→ Extracted entries:
* * *

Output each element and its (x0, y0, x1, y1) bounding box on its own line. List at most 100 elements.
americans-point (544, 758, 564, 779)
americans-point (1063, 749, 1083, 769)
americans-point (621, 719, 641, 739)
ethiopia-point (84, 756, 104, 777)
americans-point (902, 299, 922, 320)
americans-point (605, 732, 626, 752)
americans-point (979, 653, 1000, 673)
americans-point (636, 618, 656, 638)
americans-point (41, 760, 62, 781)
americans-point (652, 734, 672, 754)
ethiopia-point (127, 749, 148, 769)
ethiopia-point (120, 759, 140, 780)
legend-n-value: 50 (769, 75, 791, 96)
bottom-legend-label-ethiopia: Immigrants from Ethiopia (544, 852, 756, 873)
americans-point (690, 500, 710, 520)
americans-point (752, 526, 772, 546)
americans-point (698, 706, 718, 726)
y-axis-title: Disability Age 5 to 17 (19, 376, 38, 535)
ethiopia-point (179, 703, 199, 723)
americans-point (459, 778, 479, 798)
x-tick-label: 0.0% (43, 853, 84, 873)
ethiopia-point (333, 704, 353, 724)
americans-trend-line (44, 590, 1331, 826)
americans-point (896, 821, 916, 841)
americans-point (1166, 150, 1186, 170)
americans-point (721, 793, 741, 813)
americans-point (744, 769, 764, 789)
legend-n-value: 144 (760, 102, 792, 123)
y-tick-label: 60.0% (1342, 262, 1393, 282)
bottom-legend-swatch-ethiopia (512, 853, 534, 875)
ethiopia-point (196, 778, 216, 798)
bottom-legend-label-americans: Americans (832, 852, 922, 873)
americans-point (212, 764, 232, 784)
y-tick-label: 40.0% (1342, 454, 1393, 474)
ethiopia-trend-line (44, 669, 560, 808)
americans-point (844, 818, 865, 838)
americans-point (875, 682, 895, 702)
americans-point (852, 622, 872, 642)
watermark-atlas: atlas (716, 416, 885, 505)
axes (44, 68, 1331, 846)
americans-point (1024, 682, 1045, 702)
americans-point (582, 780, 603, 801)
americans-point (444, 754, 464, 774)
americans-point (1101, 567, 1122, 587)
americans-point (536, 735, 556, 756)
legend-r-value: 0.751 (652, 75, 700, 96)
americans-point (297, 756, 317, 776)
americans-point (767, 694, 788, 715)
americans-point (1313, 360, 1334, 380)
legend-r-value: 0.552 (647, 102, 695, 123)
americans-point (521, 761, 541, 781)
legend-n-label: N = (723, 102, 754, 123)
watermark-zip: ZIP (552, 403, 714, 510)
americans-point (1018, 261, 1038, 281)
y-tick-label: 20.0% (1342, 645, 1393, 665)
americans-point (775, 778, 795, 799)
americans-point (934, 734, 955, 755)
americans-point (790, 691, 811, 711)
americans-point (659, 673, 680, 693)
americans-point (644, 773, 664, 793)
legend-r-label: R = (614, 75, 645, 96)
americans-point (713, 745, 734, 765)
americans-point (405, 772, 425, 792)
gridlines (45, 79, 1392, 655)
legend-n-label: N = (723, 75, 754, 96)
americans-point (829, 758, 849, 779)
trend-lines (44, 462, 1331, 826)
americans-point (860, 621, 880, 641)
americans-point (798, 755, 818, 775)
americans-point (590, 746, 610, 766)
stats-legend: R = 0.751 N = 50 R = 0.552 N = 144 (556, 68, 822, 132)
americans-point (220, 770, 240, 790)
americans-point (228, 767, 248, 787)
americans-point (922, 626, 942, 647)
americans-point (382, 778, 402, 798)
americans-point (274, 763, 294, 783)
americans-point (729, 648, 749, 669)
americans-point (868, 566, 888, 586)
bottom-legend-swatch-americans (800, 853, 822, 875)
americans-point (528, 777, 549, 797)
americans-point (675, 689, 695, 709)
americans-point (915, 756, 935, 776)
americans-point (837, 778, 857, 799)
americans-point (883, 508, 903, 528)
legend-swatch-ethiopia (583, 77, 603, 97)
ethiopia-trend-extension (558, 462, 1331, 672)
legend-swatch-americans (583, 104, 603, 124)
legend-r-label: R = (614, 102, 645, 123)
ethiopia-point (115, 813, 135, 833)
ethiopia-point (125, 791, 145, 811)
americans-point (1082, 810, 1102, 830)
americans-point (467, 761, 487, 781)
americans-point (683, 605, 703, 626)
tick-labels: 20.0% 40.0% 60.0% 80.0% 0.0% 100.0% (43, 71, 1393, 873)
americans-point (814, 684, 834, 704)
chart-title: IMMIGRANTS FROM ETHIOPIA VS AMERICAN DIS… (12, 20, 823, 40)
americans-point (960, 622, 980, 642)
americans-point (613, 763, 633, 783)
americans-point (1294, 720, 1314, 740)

* * *

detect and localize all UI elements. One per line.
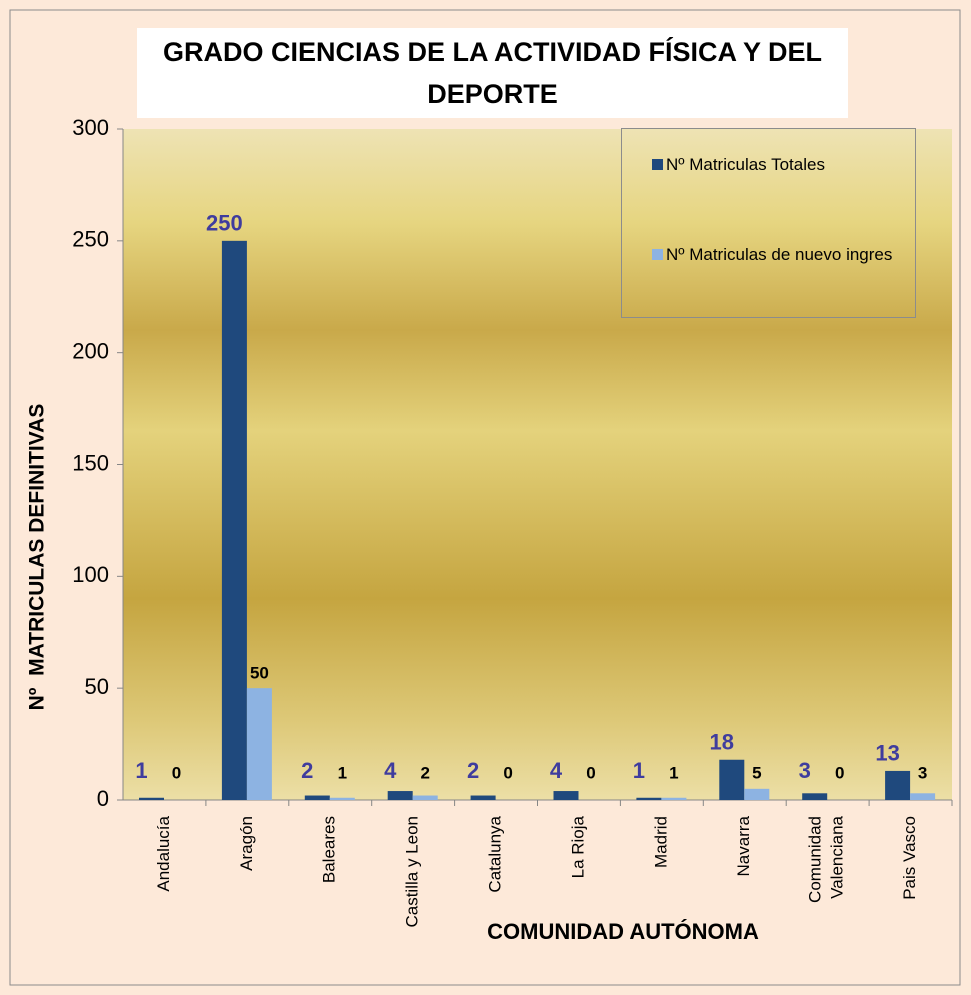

* * *

→ Problem details: Write out, without any change, the lines from the one containing "Output each element" through the one containing "ethiopia-point (84, 756, 104, 777)", including both of those lines.

→ Full response:
Output each element and its (x0, y0, x1, y1) bounding box on its own line. List at most 100 elements.
americans-point (544, 758, 564, 779)
americans-point (1063, 749, 1083, 769)
americans-point (621, 719, 641, 739)
ethiopia-point (84, 756, 104, 777)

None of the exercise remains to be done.